**** Material for this task

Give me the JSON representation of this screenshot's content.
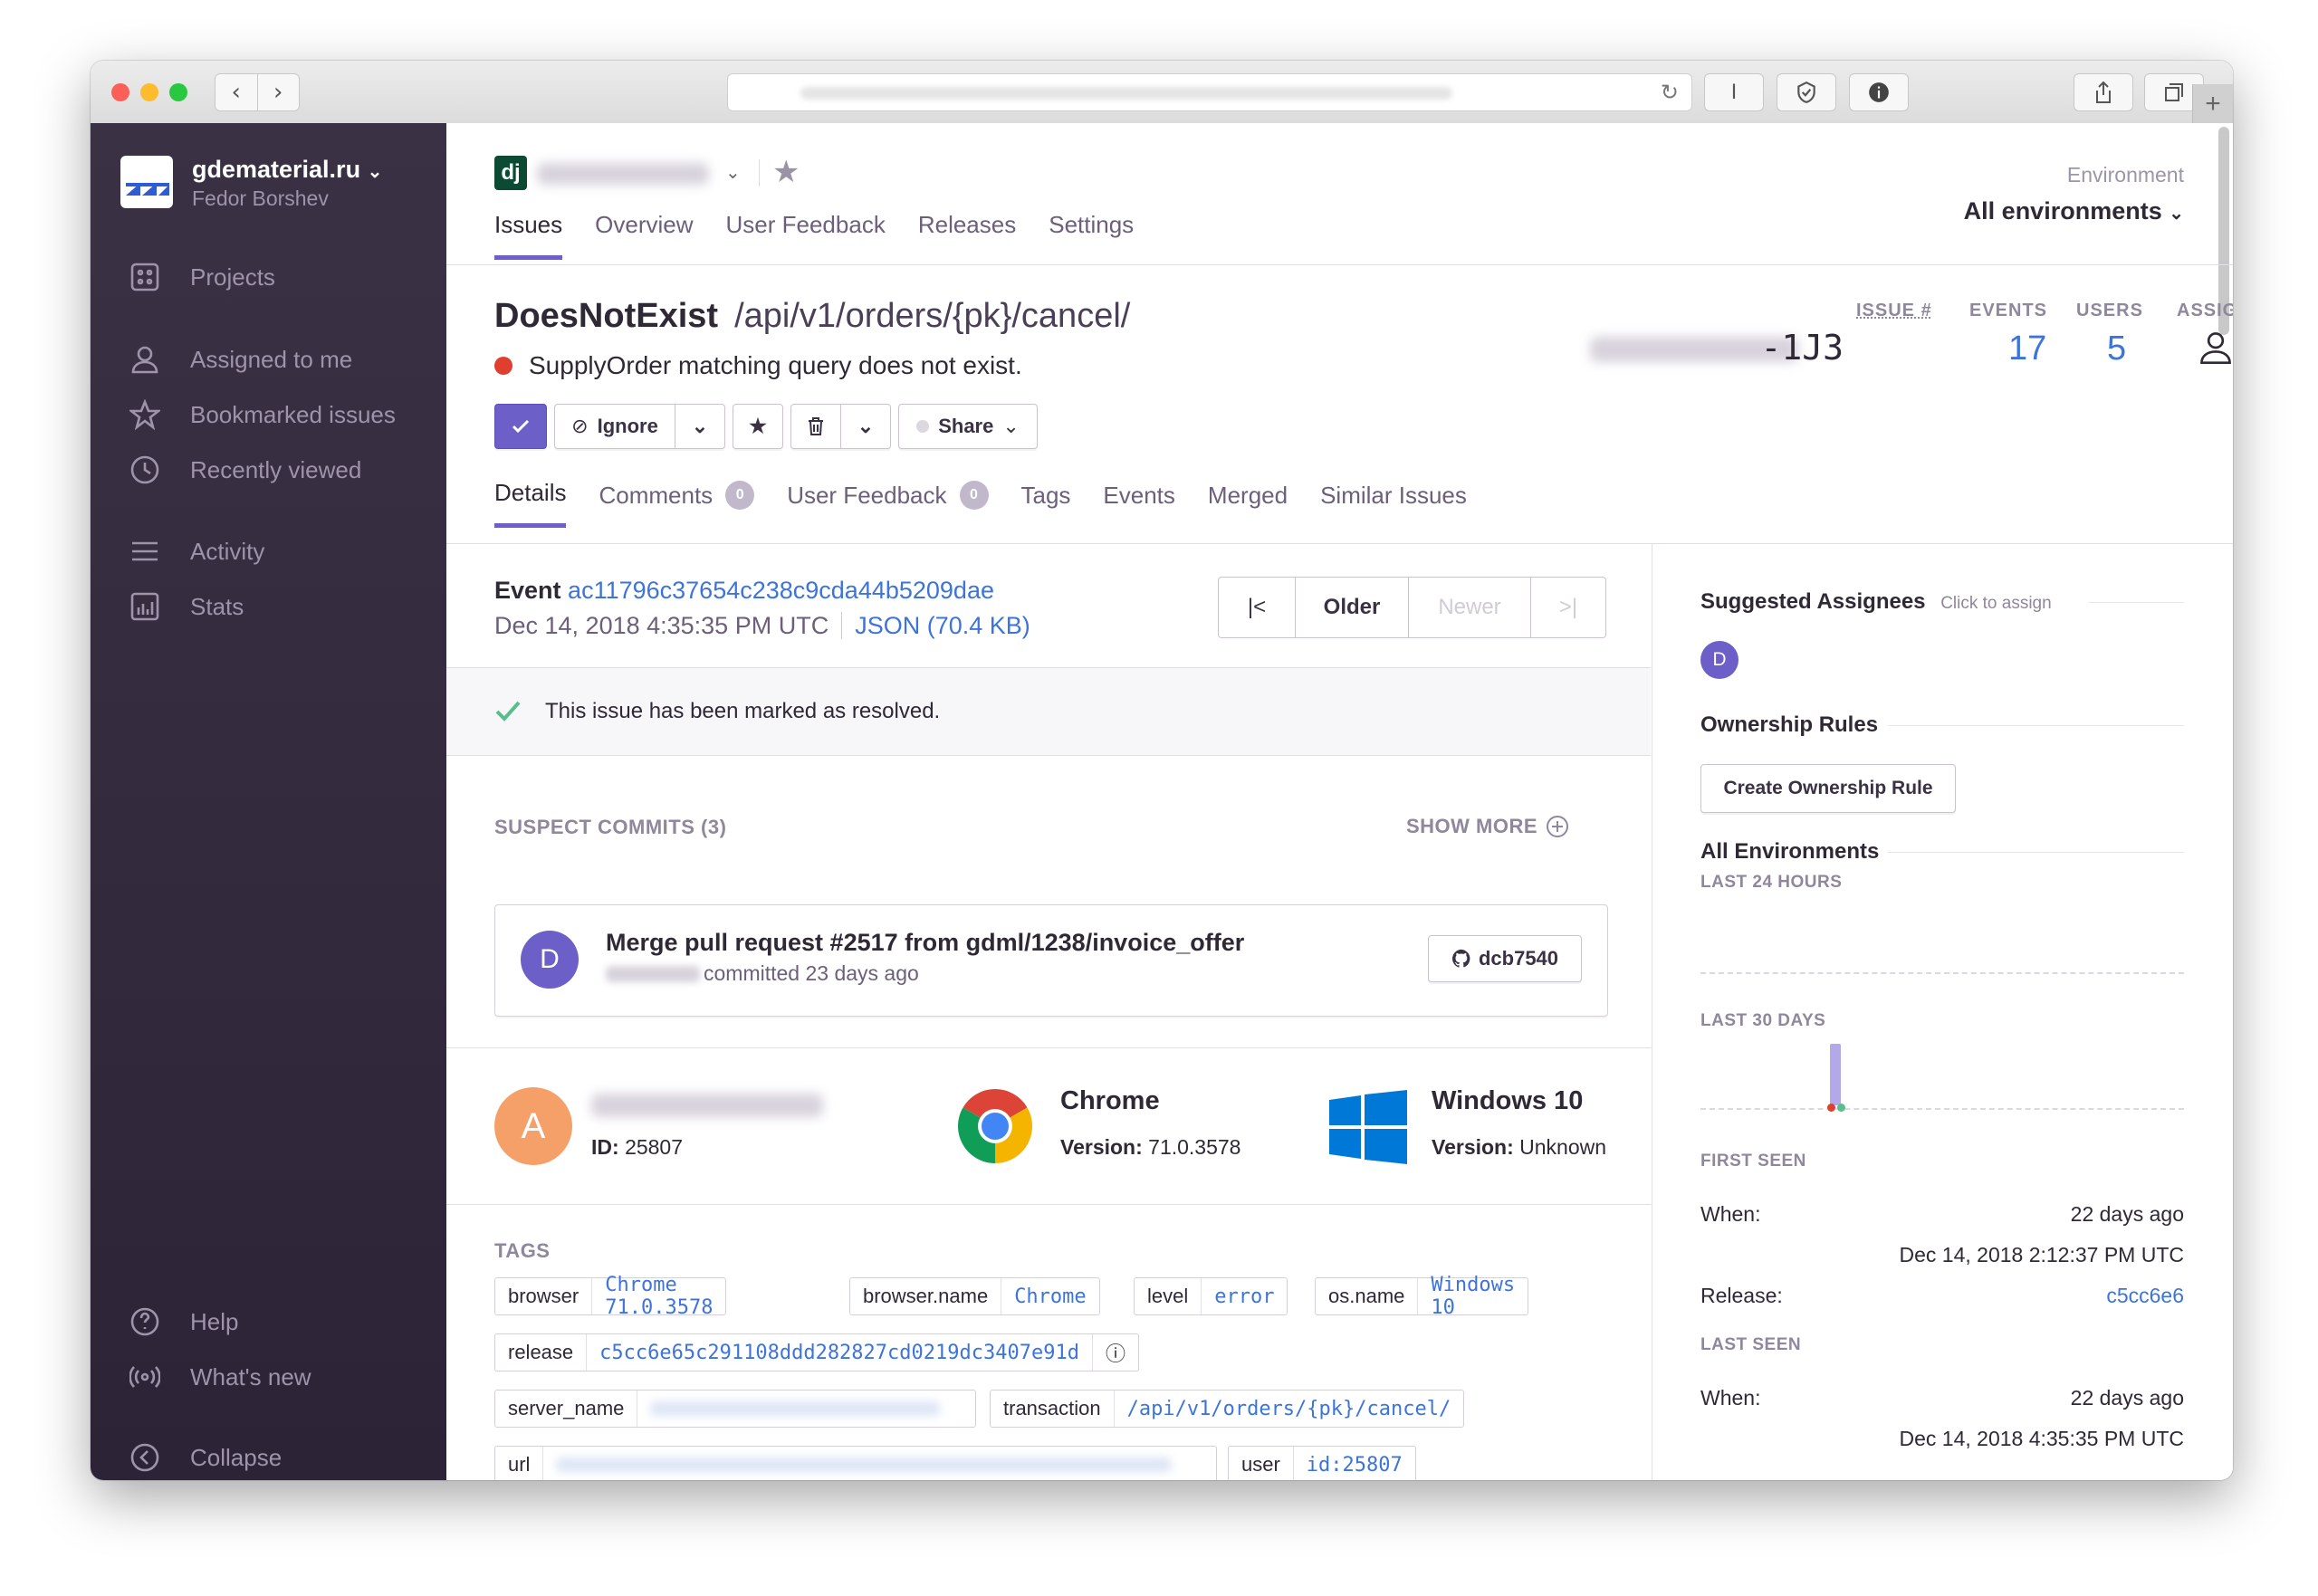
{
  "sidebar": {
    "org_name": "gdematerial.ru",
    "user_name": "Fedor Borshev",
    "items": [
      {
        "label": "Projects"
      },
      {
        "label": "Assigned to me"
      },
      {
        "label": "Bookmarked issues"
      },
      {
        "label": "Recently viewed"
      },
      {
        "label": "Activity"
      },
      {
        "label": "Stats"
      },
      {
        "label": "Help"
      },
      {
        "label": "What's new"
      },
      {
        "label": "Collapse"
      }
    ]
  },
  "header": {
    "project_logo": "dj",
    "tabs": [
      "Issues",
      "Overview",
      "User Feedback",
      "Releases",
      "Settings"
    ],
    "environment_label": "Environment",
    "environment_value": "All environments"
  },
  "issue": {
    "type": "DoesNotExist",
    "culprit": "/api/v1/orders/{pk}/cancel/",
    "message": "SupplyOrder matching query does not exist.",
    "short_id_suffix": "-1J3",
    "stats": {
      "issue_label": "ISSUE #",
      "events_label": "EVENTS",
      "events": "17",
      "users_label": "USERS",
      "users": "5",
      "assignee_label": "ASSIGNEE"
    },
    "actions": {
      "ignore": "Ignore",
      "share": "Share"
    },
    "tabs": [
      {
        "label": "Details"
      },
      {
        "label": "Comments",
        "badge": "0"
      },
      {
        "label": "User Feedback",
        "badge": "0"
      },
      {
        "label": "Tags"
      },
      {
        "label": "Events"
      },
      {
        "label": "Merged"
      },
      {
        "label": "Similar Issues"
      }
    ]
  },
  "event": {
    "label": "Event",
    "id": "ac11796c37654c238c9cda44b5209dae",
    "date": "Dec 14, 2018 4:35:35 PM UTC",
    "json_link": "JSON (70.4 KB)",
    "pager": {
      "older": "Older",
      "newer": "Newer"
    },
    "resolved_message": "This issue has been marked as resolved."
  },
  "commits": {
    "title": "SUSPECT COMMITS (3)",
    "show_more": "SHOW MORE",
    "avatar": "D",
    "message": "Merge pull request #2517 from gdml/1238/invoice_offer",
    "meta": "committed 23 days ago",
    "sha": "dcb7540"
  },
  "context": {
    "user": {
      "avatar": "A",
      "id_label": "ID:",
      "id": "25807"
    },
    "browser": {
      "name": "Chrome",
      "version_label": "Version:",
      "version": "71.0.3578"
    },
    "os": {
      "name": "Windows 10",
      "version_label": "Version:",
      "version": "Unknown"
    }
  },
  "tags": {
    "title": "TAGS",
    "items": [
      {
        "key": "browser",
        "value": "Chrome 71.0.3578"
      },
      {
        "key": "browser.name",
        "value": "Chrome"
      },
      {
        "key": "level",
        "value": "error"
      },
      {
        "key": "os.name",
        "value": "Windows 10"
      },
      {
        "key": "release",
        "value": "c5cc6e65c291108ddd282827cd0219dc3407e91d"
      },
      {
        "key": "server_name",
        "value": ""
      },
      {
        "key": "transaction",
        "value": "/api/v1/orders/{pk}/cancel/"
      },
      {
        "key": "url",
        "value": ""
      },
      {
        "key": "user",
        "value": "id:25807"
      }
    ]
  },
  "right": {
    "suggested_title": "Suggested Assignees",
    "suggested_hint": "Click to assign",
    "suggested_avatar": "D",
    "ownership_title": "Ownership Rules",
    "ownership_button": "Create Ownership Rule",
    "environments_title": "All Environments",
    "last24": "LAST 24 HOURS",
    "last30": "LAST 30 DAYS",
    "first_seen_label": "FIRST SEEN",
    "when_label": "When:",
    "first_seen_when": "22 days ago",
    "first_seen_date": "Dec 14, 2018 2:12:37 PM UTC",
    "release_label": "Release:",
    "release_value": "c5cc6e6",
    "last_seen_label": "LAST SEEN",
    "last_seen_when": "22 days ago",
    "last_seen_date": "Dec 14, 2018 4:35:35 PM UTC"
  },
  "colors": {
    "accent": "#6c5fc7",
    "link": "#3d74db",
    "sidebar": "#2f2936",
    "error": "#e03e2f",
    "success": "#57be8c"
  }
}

********

**What this task involves:** Reproduce each entry precisely, dropping only the pictures.

**Completed exercise:**
Give me the JSON representation of this screenshot's content.
{
  "sidebar": {
    "org_name": "gdematerial.ru",
    "user_name": "Fedor Borshev",
    "items": [
      {
        "label": "Projects"
      },
      {
        "label": "Assigned to me"
      },
      {
        "label": "Bookmarked issues"
      },
      {
        "label": "Recently viewed"
      },
      {
        "label": "Activity"
      },
      {
        "label": "Stats"
      },
      {
        "label": "Help"
      },
      {
        "label": "What's new"
      },
      {
        "label": "Collapse"
      }
    ]
  },
  "header": {
    "project_logo": "dj",
    "tabs": [
      "Issues",
      "Overview",
      "User Feedback",
      "Releases",
      "Settings"
    ],
    "environment_label": "Environment",
    "environment_value": "All environments"
  },
  "issue": {
    "type": "DoesNotExist",
    "culprit": "/api/v1/orders/{pk}/cancel/",
    "message": "SupplyOrder matching query does not exist.",
    "short_id_suffix": "-1J3",
    "stats": {
      "issue_label": "ISSUE #",
      "events_label": "EVENTS",
      "events": "17",
      "users_label": "USERS",
      "users": "5",
      "assignee_label": "ASSIGNEE"
    },
    "actions": {
      "ignore": "Ignore",
      "share": "Share"
    },
    "tabs": [
      {
        "label": "Details"
      },
      {
        "label": "Comments",
        "badge": "0"
      },
      {
        "label": "User Feedback",
        "badge": "0"
      },
      {
        "label": "Tags"
      },
      {
        "label": "Events"
      },
      {
        "label": "Merged"
      },
      {
        "label": "Similar Issues"
      }
    ]
  },
  "event": {
    "label": "Event",
    "id": "ac11796c37654c238c9cda44b5209dae",
    "date": "Dec 14, 2018 4:35:35 PM UTC",
    "json_link": "JSON (70.4 KB)",
    "pager": {
      "older": "Older",
      "newer": "Newer"
    },
    "resolved_message": "This issue has been marked as resolved."
  },
  "commits": {
    "title": "SUSPECT COMMITS (3)",
    "show_more": "SHOW MORE",
    "avatar": "D",
    "message": "Merge pull request #2517 from gdml/1238/invoice_offer",
    "meta": "committed 23 days ago",
    "sha": "dcb7540"
  },
  "context": {
    "user": {
      "avatar": "A",
      "id_label": "ID:",
      "id": "25807"
    },
    "browser": {
      "name": "Chrome",
      "version_label": "Version:",
      "version": "71.0.3578"
    },
    "os": {
      "name": "Windows 10",
      "version_label": "Version:",
      "version": "Unknown"
    }
  },
  "tags": {
    "title": "TAGS",
    "items": [
      {
        "key": "browser",
        "value": "Chrome 71.0.3578"
      },
      {
        "key": "browser.name",
        "value": "Chrome"
      },
      {
        "key": "level",
        "value": "error"
      },
      {
        "key": "os.name",
        "value": "Windows 10"
      },
      {
        "key": "release",
        "value": "c5cc6e65c291108ddd282827cd0219dc3407e91d"
      },
      {
        "key": "server_name",
        "value": ""
      },
      {
        "key": "transaction",
        "value": "/api/v1/orders/{pk}/cancel/"
      },
      {
        "key": "url",
        "value": ""
      },
      {
        "key": "user",
        "value": "id:25807"
      }
    ]
  },
  "right": {
    "suggested_title": "Suggested Assignees",
    "suggested_hint": "Click to assign",
    "suggested_avatar": "D",
    "ownership_title": "Ownership Rules",
    "ownership_button": "Create Ownership Rule",
    "environments_title": "All Environments",
    "last24": "LAST 24 HOURS",
    "last30": "LAST 30 DAYS",
    "first_seen_label": "FIRST SEEN",
    "when_label": "When:",
    "first_seen_when": "22 days ago",
    "first_seen_date": "Dec 14, 2018 2:12:37 PM UTC",
    "release_label": "Release:",
    "release_value": "c5cc6e6",
    "last_seen_label": "LAST SEEN",
    "last_seen_when": "22 days ago",
    "last_seen_date": "Dec 14, 2018 4:35:35 PM UTC"
  },
  "colors": {
    "accent": "#6c5fc7",
    "link": "#3d74db",
    "sidebar": "#2f2936",
    "error": "#e03e2f",
    "success": "#57be8c"
  }
}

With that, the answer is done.